[Entries taken from a collection]
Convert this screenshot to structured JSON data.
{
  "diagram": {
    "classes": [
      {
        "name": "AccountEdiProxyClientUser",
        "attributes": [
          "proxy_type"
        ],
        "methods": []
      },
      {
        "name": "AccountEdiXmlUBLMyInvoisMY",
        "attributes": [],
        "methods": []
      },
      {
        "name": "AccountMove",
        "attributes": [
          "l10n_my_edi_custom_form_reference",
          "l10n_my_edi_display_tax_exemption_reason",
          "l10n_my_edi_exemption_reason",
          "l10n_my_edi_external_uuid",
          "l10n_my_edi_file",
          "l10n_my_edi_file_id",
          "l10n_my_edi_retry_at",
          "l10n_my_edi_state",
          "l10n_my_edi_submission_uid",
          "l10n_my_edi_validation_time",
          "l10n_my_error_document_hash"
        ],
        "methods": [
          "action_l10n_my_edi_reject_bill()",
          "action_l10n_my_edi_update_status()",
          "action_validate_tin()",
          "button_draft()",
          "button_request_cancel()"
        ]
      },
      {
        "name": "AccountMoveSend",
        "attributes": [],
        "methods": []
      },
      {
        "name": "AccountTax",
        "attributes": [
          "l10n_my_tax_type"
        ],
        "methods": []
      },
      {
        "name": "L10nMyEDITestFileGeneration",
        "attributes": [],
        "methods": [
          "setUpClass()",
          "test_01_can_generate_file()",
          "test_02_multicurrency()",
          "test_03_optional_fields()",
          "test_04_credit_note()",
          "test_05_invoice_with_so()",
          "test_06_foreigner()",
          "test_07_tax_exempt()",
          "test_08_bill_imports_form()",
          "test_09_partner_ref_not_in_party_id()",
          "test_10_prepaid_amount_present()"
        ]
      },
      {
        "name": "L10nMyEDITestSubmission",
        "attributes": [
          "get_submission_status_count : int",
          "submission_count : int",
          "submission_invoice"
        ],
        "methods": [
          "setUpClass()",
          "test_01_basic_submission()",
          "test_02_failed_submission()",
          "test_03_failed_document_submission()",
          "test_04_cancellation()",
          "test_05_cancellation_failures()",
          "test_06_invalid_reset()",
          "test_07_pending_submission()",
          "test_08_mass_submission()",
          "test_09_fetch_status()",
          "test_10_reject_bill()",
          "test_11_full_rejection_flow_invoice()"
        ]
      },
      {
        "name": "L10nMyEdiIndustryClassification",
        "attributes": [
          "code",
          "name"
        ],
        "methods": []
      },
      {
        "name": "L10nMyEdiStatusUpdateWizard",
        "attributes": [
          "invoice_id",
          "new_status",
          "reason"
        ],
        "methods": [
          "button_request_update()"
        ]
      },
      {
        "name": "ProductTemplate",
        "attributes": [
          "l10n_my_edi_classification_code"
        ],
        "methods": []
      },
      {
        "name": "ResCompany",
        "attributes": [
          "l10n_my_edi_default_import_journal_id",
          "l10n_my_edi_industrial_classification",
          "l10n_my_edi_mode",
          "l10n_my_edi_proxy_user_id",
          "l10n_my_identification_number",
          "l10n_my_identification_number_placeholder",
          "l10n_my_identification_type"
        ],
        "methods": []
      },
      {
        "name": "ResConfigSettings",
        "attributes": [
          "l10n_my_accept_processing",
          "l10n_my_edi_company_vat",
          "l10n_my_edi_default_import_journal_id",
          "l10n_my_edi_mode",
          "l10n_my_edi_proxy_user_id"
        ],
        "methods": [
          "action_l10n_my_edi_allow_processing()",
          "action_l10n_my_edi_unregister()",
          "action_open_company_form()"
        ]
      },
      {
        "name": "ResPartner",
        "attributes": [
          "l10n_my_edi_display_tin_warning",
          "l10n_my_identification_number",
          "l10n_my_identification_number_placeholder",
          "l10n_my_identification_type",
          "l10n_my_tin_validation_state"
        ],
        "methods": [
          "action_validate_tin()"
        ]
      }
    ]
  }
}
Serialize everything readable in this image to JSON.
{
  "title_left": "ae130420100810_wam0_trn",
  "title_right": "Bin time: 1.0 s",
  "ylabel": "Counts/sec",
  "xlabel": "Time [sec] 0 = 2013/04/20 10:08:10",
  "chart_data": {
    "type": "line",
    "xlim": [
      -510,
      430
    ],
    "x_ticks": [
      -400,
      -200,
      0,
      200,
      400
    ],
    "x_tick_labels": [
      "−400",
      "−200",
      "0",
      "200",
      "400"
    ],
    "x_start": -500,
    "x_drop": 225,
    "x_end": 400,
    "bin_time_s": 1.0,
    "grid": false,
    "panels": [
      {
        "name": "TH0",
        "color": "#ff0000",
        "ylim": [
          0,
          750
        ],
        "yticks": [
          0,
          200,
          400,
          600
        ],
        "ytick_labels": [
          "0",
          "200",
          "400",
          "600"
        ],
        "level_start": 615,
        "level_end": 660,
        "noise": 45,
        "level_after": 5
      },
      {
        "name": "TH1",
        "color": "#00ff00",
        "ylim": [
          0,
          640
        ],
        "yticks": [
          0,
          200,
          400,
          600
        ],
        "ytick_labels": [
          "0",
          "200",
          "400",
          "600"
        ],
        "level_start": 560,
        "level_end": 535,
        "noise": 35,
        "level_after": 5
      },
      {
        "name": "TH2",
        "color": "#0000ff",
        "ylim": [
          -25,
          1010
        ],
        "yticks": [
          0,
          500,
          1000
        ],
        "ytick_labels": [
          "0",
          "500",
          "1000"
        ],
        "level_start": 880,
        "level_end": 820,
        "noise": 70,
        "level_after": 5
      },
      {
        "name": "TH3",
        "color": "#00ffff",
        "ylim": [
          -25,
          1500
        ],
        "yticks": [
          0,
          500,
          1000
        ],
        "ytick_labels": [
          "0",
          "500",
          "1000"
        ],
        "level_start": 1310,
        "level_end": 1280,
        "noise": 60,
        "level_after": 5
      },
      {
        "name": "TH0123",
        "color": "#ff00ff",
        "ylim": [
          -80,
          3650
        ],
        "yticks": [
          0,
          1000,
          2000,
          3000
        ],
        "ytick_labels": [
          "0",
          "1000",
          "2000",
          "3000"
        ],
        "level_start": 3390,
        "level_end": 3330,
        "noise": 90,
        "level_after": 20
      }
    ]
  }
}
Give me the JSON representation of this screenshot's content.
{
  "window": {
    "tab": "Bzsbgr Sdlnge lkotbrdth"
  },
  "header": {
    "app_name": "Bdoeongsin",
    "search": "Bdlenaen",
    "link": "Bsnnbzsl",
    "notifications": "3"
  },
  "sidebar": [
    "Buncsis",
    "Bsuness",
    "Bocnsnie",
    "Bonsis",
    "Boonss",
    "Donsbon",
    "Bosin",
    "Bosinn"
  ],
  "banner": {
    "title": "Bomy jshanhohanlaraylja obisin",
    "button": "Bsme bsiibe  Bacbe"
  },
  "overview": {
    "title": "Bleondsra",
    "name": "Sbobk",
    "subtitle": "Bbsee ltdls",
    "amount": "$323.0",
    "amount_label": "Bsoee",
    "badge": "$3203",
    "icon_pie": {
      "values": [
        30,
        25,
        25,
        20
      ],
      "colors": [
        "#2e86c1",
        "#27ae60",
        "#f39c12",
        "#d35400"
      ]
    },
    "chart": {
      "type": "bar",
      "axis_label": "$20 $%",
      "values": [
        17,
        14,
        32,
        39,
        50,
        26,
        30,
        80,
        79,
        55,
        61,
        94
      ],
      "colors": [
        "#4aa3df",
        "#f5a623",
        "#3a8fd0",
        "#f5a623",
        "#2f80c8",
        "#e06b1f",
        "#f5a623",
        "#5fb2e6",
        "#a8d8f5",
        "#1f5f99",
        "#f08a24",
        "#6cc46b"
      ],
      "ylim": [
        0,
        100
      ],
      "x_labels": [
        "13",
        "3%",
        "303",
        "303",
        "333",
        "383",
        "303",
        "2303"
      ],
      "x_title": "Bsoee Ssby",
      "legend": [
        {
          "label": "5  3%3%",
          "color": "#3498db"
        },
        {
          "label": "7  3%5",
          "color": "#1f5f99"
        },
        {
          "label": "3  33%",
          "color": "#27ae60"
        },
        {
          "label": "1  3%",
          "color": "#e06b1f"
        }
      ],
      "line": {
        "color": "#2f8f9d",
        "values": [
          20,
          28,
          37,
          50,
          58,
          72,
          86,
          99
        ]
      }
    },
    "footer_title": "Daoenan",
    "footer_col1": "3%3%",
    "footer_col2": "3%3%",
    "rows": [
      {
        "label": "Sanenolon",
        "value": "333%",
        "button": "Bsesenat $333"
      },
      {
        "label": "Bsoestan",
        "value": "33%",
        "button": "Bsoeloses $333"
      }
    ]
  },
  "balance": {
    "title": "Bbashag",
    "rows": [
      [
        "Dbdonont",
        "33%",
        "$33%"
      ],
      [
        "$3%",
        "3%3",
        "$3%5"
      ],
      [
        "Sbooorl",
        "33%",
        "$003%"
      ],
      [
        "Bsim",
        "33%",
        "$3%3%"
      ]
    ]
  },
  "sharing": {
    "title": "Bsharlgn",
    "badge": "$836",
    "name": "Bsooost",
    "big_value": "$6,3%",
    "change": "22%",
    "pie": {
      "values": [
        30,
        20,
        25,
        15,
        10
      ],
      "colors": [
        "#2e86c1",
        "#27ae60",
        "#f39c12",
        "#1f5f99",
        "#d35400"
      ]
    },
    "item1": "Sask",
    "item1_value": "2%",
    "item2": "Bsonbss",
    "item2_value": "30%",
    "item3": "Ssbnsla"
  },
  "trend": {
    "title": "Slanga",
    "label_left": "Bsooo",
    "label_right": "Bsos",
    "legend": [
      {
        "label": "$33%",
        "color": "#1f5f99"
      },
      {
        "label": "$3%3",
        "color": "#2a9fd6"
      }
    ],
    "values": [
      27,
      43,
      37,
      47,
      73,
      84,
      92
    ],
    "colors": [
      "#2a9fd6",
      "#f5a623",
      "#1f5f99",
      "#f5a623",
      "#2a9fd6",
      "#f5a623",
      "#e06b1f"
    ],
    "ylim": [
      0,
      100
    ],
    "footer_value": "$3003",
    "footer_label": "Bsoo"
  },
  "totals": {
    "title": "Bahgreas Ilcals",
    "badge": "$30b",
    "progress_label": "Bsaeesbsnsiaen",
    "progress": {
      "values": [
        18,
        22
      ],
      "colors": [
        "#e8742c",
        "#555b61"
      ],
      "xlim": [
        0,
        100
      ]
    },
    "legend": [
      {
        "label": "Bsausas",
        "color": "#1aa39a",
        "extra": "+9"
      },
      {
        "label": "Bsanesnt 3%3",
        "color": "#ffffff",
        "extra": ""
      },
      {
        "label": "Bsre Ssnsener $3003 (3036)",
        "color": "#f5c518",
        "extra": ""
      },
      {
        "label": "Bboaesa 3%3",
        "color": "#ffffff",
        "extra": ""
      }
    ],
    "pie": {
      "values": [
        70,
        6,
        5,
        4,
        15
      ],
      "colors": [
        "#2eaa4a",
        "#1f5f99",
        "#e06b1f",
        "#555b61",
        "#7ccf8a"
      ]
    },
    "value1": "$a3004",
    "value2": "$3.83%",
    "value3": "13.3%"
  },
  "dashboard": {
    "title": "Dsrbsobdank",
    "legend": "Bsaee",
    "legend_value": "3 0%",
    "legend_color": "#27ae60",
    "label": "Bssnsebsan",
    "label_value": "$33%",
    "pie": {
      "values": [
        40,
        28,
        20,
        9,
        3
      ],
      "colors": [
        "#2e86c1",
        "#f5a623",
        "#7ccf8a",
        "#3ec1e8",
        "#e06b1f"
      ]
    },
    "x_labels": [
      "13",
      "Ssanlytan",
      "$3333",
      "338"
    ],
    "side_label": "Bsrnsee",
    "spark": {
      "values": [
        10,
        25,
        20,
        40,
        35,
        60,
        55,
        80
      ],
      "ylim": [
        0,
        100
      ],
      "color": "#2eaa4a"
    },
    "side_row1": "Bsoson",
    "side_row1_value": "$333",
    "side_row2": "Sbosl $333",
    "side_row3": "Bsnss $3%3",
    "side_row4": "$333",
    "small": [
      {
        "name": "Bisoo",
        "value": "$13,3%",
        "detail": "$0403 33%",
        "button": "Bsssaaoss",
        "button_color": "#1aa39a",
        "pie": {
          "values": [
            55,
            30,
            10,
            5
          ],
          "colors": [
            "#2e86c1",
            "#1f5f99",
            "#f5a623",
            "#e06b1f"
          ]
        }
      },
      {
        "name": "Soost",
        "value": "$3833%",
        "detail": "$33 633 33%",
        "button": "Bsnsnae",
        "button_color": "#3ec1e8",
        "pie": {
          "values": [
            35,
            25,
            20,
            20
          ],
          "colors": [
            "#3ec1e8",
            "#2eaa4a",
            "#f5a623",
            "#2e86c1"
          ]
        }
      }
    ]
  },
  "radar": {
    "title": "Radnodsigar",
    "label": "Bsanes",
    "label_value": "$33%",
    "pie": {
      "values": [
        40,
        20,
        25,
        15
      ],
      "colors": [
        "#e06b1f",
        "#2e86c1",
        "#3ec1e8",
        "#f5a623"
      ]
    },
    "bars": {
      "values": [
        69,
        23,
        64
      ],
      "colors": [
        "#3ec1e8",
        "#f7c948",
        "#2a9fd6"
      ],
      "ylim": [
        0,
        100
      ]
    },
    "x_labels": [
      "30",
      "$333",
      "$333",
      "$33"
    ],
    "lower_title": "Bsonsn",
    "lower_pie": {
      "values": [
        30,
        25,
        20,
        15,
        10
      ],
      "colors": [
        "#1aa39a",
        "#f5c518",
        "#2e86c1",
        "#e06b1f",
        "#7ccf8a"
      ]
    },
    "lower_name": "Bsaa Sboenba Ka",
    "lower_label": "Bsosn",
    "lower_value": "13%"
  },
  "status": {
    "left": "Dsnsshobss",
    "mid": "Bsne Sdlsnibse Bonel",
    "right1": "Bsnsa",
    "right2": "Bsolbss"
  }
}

• WRITTEN INSTRUCTION
In the records above, locate each line with the word "noise". Copy all such lines.

• WRITTEN REPLY
        "noise": 45,
        "noise": 35,
        "noise": 70,
        "noise": 60,
        "noise": 90,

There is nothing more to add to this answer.